Problem requirements => Keep the pictures out and restate every record exactly.

[Dataset rows]
***

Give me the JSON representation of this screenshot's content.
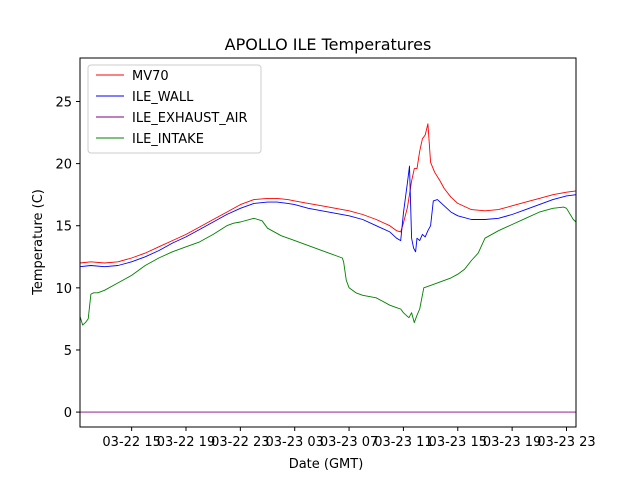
{
  "chart_data": {
    "type": "line",
    "title": "APOLLO ILE Temperatures",
    "xlabel": "Date (GMT)",
    "ylabel": "Temperature (C)",
    "xlim": [
      11.2,
      47.7
    ],
    "ylim": [
      -1.2,
      28.5
    ],
    "x_ticks": [
      {
        "value": 15,
        "label": "03-22 15"
      },
      {
        "value": 19,
        "label": "03-22 19"
      },
      {
        "value": 23,
        "label": "03-22 23"
      },
      {
        "value": 27,
        "label": "03-23 03"
      },
      {
        "value": 31,
        "label": "03-23 07"
      },
      {
        "value": 35,
        "label": "03-23 11"
      },
      {
        "value": 39,
        "label": "03-23 15"
      },
      {
        "value": 43,
        "label": "03-23 19"
      },
      {
        "value": 47,
        "label": "03-23 23"
      }
    ],
    "y_ticks": [
      {
        "value": 0,
        "label": "0"
      },
      {
        "value": 5,
        "label": "5"
      },
      {
        "value": 10,
        "label": "10"
      },
      {
        "value": 15,
        "label": "15"
      },
      {
        "value": 20,
        "label": "20"
      },
      {
        "value": 25,
        "label": "25"
      }
    ],
    "legend_position": "top-left",
    "series": [
      {
        "name": "MV70",
        "color": "#ff0000",
        "x": [
          11.2,
          12.0,
          13.0,
          14.0,
          15.0,
          16.0,
          17.0,
          18.0,
          19.0,
          20.0,
          21.0,
          22.0,
          23.0,
          24.0,
          25.0,
          25.7,
          26.5,
          27.0,
          28.0,
          29.0,
          30.0,
          31.0,
          32.0,
          33.0,
          34.0,
          34.5,
          34.8,
          35.0,
          35.3,
          35.6,
          35.8,
          36.0,
          36.2,
          36.4,
          36.6,
          36.8,
          37.0,
          37.3,
          37.7,
          38.0,
          38.5,
          39.0,
          40.0,
          41.0,
          42.0,
          43.0,
          44.0,
          45.0,
          46.0,
          47.0,
          47.7
        ],
        "values": [
          12.0,
          12.1,
          12.0,
          12.1,
          12.4,
          12.8,
          13.3,
          13.8,
          14.3,
          14.9,
          15.5,
          16.1,
          16.7,
          17.1,
          17.2,
          17.2,
          17.1,
          17.0,
          16.8,
          16.6,
          16.4,
          16.2,
          15.9,
          15.5,
          15.0,
          14.6,
          14.5,
          15.2,
          16.5,
          18.6,
          19.6,
          19.6,
          21.0,
          22.0,
          22.3,
          23.2,
          20.1,
          19.3,
          18.6,
          18.0,
          17.3,
          16.8,
          16.3,
          16.2,
          16.3,
          16.6,
          16.9,
          17.2,
          17.5,
          17.7,
          17.8
        ]
      },
      {
        "name": "ILE_WALL",
        "color": "#0000ff",
        "x": [
          11.2,
          12.0,
          13.0,
          14.0,
          15.0,
          16.0,
          17.0,
          18.0,
          19.0,
          20.0,
          21.0,
          22.0,
          23.0,
          24.0,
          25.0,
          25.7,
          26.5,
          27.0,
          28.0,
          29.0,
          30.0,
          31.0,
          32.0,
          33.0,
          34.0,
          34.5,
          34.8,
          35.0,
          35.15,
          35.3,
          35.45,
          35.6,
          35.75,
          35.9,
          36.0,
          36.2,
          36.4,
          36.6,
          36.8,
          37.0,
          37.2,
          37.5,
          38.0,
          38.5,
          39.0,
          40.0,
          41.0,
          42.0,
          43.0,
          44.0,
          45.0,
          46.0,
          47.0,
          47.7
        ],
        "values": [
          11.7,
          11.8,
          11.7,
          11.8,
          12.1,
          12.5,
          13.0,
          13.6,
          14.1,
          14.7,
          15.3,
          15.9,
          16.4,
          16.8,
          16.9,
          16.9,
          16.8,
          16.7,
          16.4,
          16.2,
          16.0,
          15.8,
          15.5,
          15.0,
          14.5,
          14.0,
          13.8,
          16.0,
          17.3,
          18.5,
          19.8,
          14.0,
          13.2,
          12.9,
          14.0,
          13.8,
          14.3,
          14.1,
          14.6,
          15.0,
          17.0,
          17.1,
          16.6,
          16.1,
          15.8,
          15.5,
          15.5,
          15.6,
          15.9,
          16.3,
          16.7,
          17.1,
          17.4,
          17.5
        ]
      },
      {
        "name": "ILE_EXHAUST_AIR",
        "color": "#800080",
        "x": [
          11.2,
          47.7
        ],
        "values": [
          0.0,
          0.0
        ]
      },
      {
        "name": "ILE_INTAKE",
        "color": "#008000",
        "x": [
          11.2,
          11.4,
          11.6,
          11.8,
          12.0,
          12.2,
          12.5,
          13.0,
          14.0,
          15.0,
          16.0,
          17.0,
          18.0,
          19.0,
          20.0,
          21.0,
          22.0,
          22.5,
          23.0,
          24.0,
          24.6,
          25.0,
          26.0,
          27.0,
          28.0,
          29.0,
          30.0,
          30.5,
          30.6,
          30.8,
          31.0,
          31.5,
          32.0,
          33.0,
          34.0,
          34.5,
          34.8,
          35.0,
          35.2,
          35.4,
          35.6,
          35.8,
          36.0,
          36.2,
          36.5,
          37.0,
          37.5,
          38.0,
          38.5,
          39.0,
          39.5,
          40.0,
          40.5,
          41.0,
          42.0,
          43.0,
          44.0,
          45.0,
          46.0,
          46.8,
          47.0,
          47.5,
          47.7
        ],
        "values": [
          7.7,
          7.0,
          7.2,
          7.5,
          9.5,
          9.6,
          9.6,
          9.8,
          10.4,
          11.0,
          11.8,
          12.4,
          12.9,
          13.3,
          13.7,
          14.3,
          15.0,
          15.2,
          15.3,
          15.6,
          15.4,
          14.8,
          14.2,
          13.8,
          13.4,
          13.0,
          12.6,
          12.4,
          12.1,
          10.6,
          10.0,
          9.6,
          9.4,
          9.2,
          8.6,
          8.4,
          8.3,
          8.0,
          7.8,
          7.6,
          8.0,
          7.2,
          7.8,
          8.3,
          10.0,
          10.2,
          10.4,
          10.6,
          10.8,
          11.1,
          11.5,
          12.2,
          12.8,
          14.0,
          14.6,
          15.1,
          15.6,
          16.1,
          16.4,
          16.5,
          16.4,
          15.5,
          15.3
        ]
      }
    ]
  }
}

***

Reply to the exercise =>
Give me the JSON representation of this screenshot's content.
{
  "chart_data": {
    "type": "line",
    "title": "APOLLO ILE Temperatures",
    "xlabel": "Date (GMT)",
    "ylabel": "Temperature (C)",
    "xlim": [
      11.2,
      47.7
    ],
    "ylim": [
      -1.2,
      28.5
    ],
    "x_ticks": [
      {
        "value": 15,
        "label": "03-22 15"
      },
      {
        "value": 19,
        "label": "03-22 19"
      },
      {
        "value": 23,
        "label": "03-22 23"
      },
      {
        "value": 27,
        "label": "03-23 03"
      },
      {
        "value": 31,
        "label": "03-23 07"
      },
      {
        "value": 35,
        "label": "03-23 11"
      },
      {
        "value": 39,
        "label": "03-23 15"
      },
      {
        "value": 43,
        "label": "03-23 19"
      },
      {
        "value": 47,
        "label": "03-23 23"
      }
    ],
    "y_ticks": [
      {
        "value": 0,
        "label": "0"
      },
      {
        "value": 5,
        "label": "5"
      },
      {
        "value": 10,
        "label": "10"
      },
      {
        "value": 15,
        "label": "15"
      },
      {
        "value": 20,
        "label": "20"
      },
      {
        "value": 25,
        "label": "25"
      }
    ],
    "legend_position": "top-left",
    "series": [
      {
        "name": "MV70",
        "color": "#ff0000",
        "x": [
          11.2,
          12.0,
          13.0,
          14.0,
          15.0,
          16.0,
          17.0,
          18.0,
          19.0,
          20.0,
          21.0,
          22.0,
          23.0,
          24.0,
          25.0,
          25.7,
          26.5,
          27.0,
          28.0,
          29.0,
          30.0,
          31.0,
          32.0,
          33.0,
          34.0,
          34.5,
          34.8,
          35.0,
          35.3,
          35.6,
          35.8,
          36.0,
          36.2,
          36.4,
          36.6,
          36.8,
          37.0,
          37.3,
          37.7,
          38.0,
          38.5,
          39.0,
          40.0,
          41.0,
          42.0,
          43.0,
          44.0,
          45.0,
          46.0,
          47.0,
          47.7
        ],
        "values": [
          12.0,
          12.1,
          12.0,
          12.1,
          12.4,
          12.8,
          13.3,
          13.8,
          14.3,
          14.9,
          15.5,
          16.1,
          16.7,
          17.1,
          17.2,
          17.2,
          17.1,
          17.0,
          16.8,
          16.6,
          16.4,
          16.2,
          15.9,
          15.5,
          15.0,
          14.6,
          14.5,
          15.2,
          16.5,
          18.6,
          19.6,
          19.6,
          21.0,
          22.0,
          22.3,
          23.2,
          20.1,
          19.3,
          18.6,
          18.0,
          17.3,
          16.8,
          16.3,
          16.2,
          16.3,
          16.6,
          16.9,
          17.2,
          17.5,
          17.7,
          17.8
        ]
      },
      {
        "name": "ILE_WALL",
        "color": "#0000ff",
        "x": [
          11.2,
          12.0,
          13.0,
          14.0,
          15.0,
          16.0,
          17.0,
          18.0,
          19.0,
          20.0,
          21.0,
          22.0,
          23.0,
          24.0,
          25.0,
          25.7,
          26.5,
          27.0,
          28.0,
          29.0,
          30.0,
          31.0,
          32.0,
          33.0,
          34.0,
          34.5,
          34.8,
          35.0,
          35.15,
          35.3,
          35.45,
          35.6,
          35.75,
          35.9,
          36.0,
          36.2,
          36.4,
          36.6,
          36.8,
          37.0,
          37.2,
          37.5,
          38.0,
          38.5,
          39.0,
          40.0,
          41.0,
          42.0,
          43.0,
          44.0,
          45.0,
          46.0,
          47.0,
          47.7
        ],
        "values": [
          11.7,
          11.8,
          11.7,
          11.8,
          12.1,
          12.5,
          13.0,
          13.6,
          14.1,
          14.7,
          15.3,
          15.9,
          16.4,
          16.8,
          16.9,
          16.9,
          16.8,
          16.7,
          16.4,
          16.2,
          16.0,
          15.8,
          15.5,
          15.0,
          14.5,
          14.0,
          13.8,
          16.0,
          17.3,
          18.5,
          19.8,
          14.0,
          13.2,
          12.9,
          14.0,
          13.8,
          14.3,
          14.1,
          14.6,
          15.0,
          17.0,
          17.1,
          16.6,
          16.1,
          15.8,
          15.5,
          15.5,
          15.6,
          15.9,
          16.3,
          16.7,
          17.1,
          17.4,
          17.5
        ]
      },
      {
        "name": "ILE_EXHAUST_AIR",
        "color": "#800080",
        "x": [
          11.2,
          47.7
        ],
        "values": [
          0.0,
          0.0
        ]
      },
      {
        "name": "ILE_INTAKE",
        "color": "#008000",
        "x": [
          11.2,
          11.4,
          11.6,
          11.8,
          12.0,
          12.2,
          12.5,
          13.0,
          14.0,
          15.0,
          16.0,
          17.0,
          18.0,
          19.0,
          20.0,
          21.0,
          22.0,
          22.5,
          23.0,
          24.0,
          24.6,
          25.0,
          26.0,
          27.0,
          28.0,
          29.0,
          30.0,
          30.5,
          30.6,
          30.8,
          31.0,
          31.5,
          32.0,
          33.0,
          34.0,
          34.5,
          34.8,
          35.0,
          35.2,
          35.4,
          35.6,
          35.8,
          36.0,
          36.2,
          36.5,
          37.0,
          37.5,
          38.0,
          38.5,
          39.0,
          39.5,
          40.0,
          40.5,
          41.0,
          42.0,
          43.0,
          44.0,
          45.0,
          46.0,
          46.8,
          47.0,
          47.5,
          47.7
        ],
        "values": [
          7.7,
          7.0,
          7.2,
          7.5,
          9.5,
          9.6,
          9.6,
          9.8,
          10.4,
          11.0,
          11.8,
          12.4,
          12.9,
          13.3,
          13.7,
          14.3,
          15.0,
          15.2,
          15.3,
          15.6,
          15.4,
          14.8,
          14.2,
          13.8,
          13.4,
          13.0,
          12.6,
          12.4,
          12.1,
          10.6,
          10.0,
          9.6,
          9.4,
          9.2,
          8.6,
          8.4,
          8.3,
          8.0,
          7.8,
          7.6,
          8.0,
          7.2,
          7.8,
          8.3,
          10.0,
          10.2,
          10.4,
          10.6,
          10.8,
          11.1,
          11.5,
          12.2,
          12.8,
          14.0,
          14.6,
          15.1,
          15.6,
          16.1,
          16.4,
          16.5,
          16.4,
          15.5,
          15.3
        ]
      }
    ]
  }
}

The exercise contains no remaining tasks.